— Start of Input —

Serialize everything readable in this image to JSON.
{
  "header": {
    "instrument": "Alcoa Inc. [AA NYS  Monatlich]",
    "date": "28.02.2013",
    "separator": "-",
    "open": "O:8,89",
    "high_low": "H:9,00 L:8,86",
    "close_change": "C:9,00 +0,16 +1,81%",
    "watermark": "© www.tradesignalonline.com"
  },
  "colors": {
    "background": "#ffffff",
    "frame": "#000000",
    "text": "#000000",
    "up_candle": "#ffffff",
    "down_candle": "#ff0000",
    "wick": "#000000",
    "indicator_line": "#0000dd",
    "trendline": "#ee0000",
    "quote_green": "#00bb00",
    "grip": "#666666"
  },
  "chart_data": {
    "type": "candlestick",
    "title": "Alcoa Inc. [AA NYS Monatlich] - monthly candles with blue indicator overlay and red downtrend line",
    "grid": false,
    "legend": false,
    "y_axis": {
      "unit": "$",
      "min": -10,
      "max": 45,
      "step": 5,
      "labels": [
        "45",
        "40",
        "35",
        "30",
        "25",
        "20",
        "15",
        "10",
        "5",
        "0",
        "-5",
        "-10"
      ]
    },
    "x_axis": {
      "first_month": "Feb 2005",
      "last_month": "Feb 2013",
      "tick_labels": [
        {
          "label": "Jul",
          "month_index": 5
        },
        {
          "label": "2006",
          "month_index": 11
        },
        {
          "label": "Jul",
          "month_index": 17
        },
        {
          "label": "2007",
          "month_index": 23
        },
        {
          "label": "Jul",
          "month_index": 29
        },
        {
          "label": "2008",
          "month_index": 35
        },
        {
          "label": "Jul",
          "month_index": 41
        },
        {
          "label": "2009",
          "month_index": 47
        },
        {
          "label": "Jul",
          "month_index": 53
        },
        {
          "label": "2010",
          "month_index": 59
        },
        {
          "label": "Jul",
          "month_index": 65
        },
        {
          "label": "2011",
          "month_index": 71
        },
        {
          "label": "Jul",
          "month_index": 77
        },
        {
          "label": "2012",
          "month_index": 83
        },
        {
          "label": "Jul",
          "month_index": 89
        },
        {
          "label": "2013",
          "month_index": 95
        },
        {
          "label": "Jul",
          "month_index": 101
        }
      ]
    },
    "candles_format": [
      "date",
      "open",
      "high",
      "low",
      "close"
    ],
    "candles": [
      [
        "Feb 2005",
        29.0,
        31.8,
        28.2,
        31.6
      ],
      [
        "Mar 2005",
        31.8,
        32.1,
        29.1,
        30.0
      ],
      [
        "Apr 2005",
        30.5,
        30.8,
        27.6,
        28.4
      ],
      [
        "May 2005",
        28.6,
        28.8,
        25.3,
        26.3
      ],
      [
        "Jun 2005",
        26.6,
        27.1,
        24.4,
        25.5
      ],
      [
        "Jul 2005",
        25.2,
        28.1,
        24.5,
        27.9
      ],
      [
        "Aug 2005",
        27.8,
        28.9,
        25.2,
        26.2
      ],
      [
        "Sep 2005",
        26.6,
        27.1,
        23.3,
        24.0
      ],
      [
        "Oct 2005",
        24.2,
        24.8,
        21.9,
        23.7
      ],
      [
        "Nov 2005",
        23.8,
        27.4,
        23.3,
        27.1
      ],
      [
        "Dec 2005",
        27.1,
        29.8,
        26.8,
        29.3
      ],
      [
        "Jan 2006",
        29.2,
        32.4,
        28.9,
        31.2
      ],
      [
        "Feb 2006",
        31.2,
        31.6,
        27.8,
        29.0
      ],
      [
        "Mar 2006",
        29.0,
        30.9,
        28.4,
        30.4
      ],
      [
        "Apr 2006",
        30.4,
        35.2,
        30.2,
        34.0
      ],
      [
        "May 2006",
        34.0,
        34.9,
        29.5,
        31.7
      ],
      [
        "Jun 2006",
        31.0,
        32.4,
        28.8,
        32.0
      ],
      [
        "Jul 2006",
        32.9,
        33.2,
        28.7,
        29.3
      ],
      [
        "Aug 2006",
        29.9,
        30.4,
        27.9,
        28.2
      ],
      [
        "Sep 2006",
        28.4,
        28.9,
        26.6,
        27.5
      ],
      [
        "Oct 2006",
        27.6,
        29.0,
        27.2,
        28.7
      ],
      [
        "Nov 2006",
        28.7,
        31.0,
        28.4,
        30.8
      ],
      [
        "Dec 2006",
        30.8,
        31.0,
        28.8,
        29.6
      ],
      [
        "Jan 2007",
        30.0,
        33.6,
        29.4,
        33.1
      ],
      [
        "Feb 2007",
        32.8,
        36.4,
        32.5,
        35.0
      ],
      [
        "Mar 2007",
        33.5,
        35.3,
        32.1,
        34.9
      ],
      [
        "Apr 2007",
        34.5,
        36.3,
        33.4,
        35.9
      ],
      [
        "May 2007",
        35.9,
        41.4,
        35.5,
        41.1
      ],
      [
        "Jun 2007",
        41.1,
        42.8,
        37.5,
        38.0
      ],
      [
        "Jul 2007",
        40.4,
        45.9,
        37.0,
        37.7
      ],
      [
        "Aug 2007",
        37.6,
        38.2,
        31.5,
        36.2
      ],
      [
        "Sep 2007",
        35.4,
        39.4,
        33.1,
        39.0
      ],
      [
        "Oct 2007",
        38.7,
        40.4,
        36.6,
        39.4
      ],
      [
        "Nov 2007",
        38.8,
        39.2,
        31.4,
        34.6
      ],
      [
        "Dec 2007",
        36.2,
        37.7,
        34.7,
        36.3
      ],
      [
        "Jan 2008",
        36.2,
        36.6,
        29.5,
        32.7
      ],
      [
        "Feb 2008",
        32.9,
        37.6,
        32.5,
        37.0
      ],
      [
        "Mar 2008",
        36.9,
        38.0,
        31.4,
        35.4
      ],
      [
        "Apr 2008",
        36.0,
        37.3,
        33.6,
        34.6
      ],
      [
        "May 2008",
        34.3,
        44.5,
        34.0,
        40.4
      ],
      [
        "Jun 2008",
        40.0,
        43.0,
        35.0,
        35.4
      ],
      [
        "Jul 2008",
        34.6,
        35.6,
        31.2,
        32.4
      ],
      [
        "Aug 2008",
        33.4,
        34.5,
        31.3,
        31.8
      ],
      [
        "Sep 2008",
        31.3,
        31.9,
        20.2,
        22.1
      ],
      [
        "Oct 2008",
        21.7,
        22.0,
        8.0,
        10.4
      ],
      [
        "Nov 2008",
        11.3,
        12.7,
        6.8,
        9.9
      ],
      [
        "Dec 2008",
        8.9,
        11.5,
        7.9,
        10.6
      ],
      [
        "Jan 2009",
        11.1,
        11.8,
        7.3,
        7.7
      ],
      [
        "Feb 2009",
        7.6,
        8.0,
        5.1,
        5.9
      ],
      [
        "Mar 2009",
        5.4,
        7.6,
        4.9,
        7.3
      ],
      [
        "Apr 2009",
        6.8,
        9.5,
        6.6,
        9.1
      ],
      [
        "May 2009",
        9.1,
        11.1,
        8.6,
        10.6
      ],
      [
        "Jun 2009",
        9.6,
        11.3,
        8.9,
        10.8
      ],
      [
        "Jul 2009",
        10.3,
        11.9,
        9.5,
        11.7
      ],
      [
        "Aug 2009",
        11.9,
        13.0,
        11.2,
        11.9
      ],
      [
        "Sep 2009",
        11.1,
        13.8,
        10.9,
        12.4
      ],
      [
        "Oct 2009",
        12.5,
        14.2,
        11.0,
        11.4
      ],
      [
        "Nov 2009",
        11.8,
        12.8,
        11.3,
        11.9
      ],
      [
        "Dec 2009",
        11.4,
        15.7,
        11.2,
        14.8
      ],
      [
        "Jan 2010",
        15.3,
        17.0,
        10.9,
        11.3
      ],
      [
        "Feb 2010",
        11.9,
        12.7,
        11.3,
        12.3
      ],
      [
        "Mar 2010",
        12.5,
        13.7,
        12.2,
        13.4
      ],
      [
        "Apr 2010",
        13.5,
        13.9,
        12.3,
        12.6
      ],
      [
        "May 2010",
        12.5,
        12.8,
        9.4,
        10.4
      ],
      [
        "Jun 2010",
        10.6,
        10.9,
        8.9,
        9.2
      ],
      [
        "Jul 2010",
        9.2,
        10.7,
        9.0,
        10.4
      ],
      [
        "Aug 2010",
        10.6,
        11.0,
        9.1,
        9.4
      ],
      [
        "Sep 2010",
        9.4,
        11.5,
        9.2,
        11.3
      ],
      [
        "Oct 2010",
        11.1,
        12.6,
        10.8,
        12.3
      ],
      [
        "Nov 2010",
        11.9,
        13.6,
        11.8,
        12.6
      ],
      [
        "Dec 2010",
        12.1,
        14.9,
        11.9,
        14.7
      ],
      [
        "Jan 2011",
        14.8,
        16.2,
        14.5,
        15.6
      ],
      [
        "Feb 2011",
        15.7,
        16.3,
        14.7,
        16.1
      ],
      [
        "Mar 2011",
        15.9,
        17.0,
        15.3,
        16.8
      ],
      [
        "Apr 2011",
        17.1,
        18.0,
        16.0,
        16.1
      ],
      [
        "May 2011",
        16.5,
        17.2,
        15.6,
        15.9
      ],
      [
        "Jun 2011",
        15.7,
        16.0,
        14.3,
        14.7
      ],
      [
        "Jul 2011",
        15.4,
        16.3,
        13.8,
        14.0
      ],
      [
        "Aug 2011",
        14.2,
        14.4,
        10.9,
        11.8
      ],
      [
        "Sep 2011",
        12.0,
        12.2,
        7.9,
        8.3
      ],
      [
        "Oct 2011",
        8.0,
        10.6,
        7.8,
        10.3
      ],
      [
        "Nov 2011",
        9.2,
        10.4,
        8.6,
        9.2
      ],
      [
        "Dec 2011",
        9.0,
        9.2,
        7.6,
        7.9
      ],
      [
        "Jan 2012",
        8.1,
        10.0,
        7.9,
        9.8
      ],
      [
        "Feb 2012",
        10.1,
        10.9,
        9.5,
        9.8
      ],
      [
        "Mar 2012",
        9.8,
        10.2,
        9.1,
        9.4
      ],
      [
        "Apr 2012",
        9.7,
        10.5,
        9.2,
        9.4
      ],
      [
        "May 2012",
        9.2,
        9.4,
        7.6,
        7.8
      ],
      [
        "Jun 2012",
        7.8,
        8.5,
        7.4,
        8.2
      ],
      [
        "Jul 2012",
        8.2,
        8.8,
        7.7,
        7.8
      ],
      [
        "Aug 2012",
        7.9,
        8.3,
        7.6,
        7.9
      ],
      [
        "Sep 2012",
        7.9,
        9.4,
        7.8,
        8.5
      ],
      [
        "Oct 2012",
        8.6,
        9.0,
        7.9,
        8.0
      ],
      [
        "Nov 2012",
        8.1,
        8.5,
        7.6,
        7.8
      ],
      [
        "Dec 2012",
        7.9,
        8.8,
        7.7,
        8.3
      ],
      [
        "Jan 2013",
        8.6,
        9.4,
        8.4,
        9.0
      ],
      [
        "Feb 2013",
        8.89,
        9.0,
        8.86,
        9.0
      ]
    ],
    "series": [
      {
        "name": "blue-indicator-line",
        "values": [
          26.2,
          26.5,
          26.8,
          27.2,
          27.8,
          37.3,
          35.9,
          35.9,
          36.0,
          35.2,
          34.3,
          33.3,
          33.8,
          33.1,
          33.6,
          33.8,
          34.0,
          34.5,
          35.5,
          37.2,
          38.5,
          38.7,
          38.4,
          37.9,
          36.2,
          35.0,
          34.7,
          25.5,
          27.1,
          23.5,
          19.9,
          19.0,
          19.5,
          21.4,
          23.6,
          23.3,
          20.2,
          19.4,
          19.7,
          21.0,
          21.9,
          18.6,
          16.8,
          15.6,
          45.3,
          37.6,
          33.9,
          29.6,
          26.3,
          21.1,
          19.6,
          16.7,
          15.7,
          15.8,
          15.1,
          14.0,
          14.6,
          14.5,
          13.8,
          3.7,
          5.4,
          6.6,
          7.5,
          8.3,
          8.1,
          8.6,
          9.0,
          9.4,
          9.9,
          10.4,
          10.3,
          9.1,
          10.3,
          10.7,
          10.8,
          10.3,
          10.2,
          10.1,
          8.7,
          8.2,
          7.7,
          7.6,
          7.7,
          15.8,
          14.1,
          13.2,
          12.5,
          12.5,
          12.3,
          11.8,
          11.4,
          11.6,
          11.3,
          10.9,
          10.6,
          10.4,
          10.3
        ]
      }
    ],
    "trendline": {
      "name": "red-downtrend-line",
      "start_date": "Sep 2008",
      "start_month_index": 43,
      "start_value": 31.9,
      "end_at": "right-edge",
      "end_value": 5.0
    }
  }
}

— End of Input —

Copy out the lines that hold "Monatlich".

Problem solution =
    "instrument": "Alcoa Inc. [AA NYS  Monatlich]",
    "title": "Alcoa Inc. [AA NYS Monatlich] - monthly candles with blue indicator overlay and red downtrend line",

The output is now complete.